[DATA FOR THIS TASK]

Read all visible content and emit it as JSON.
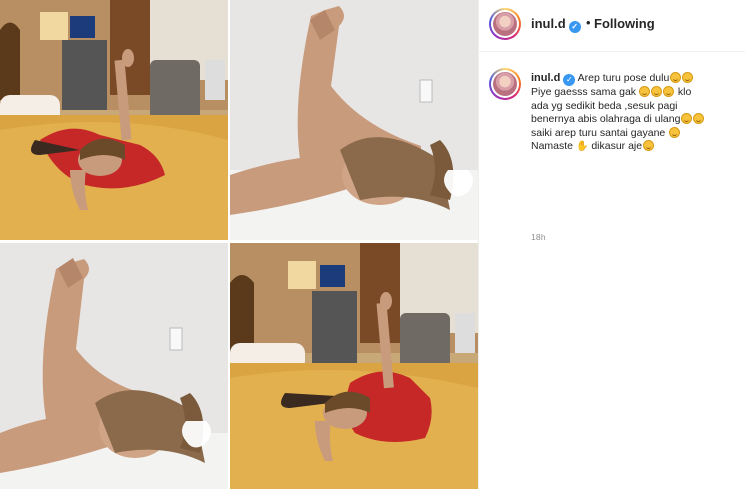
{
  "post": {
    "media": {
      "tiles": [
        {
          "name": "photo-bedroom-wide-1"
        },
        {
          "name": "photo-closeup-stretch-1"
        },
        {
          "name": "photo-closeup-stretch-2"
        },
        {
          "name": "photo-bedroom-wide-2"
        }
      ],
      "colors": {
        "bedspread": "#d9a441",
        "wall": "#c9a878",
        "shirt": "#c62828",
        "skin": "#c99b7d",
        "floor_cover": "#ecebe9"
      }
    },
    "header": {
      "username": "inul.d",
      "separator": "•",
      "follow_label": "Following",
      "verified_icon": "verified-badge-icon"
    },
    "caption": {
      "username": "inul.d",
      "lines": [
        "Arep turu pose dulu",
        "Piye gaesss sama gak",
        "klo",
        "ada yg sedikit beda ,sesuk pagi",
        "benernya abis olahraga di ulang",
        "saiki arep turu santai gayane",
        "Namaste",
        "dikasur aje"
      ],
      "timestamp": "18h"
    },
    "colors": {
      "accent_blue": "#3897f0",
      "text": "#262626",
      "muted": "#8e8e8e",
      "border": "#efefef"
    }
  }
}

[WORK TO COMPLETE] Your task is to repeat the data above exactly while excluding the pictures.

[EXERCISE SOLUTION]
Read all visible content and emit it as JSON.
{
  "post": {
    "media": {
      "tiles": [
        {
          "name": "photo-bedroom-wide-1"
        },
        {
          "name": "photo-closeup-stretch-1"
        },
        {
          "name": "photo-closeup-stretch-2"
        },
        {
          "name": "photo-bedroom-wide-2"
        }
      ],
      "colors": {
        "bedspread": "#d9a441",
        "wall": "#c9a878",
        "shirt": "#c62828",
        "skin": "#c99b7d",
        "floor_cover": "#ecebe9"
      }
    },
    "header": {
      "username": "inul.d",
      "separator": "•",
      "follow_label": "Following",
      "verified_icon": "verified-badge-icon"
    },
    "caption": {
      "username": "inul.d",
      "lines": [
        "Arep turu pose dulu",
        "Piye gaesss sama gak",
        "klo",
        "ada yg sedikit beda ,sesuk pagi",
        "benernya abis olahraga di ulang",
        "saiki arep turu santai gayane",
        "Namaste",
        "dikasur aje"
      ],
      "timestamp": "18h"
    },
    "colors": {
      "accent_blue": "#3897f0",
      "text": "#262626",
      "muted": "#8e8e8e",
      "border": "#efefef"
    }
  }
}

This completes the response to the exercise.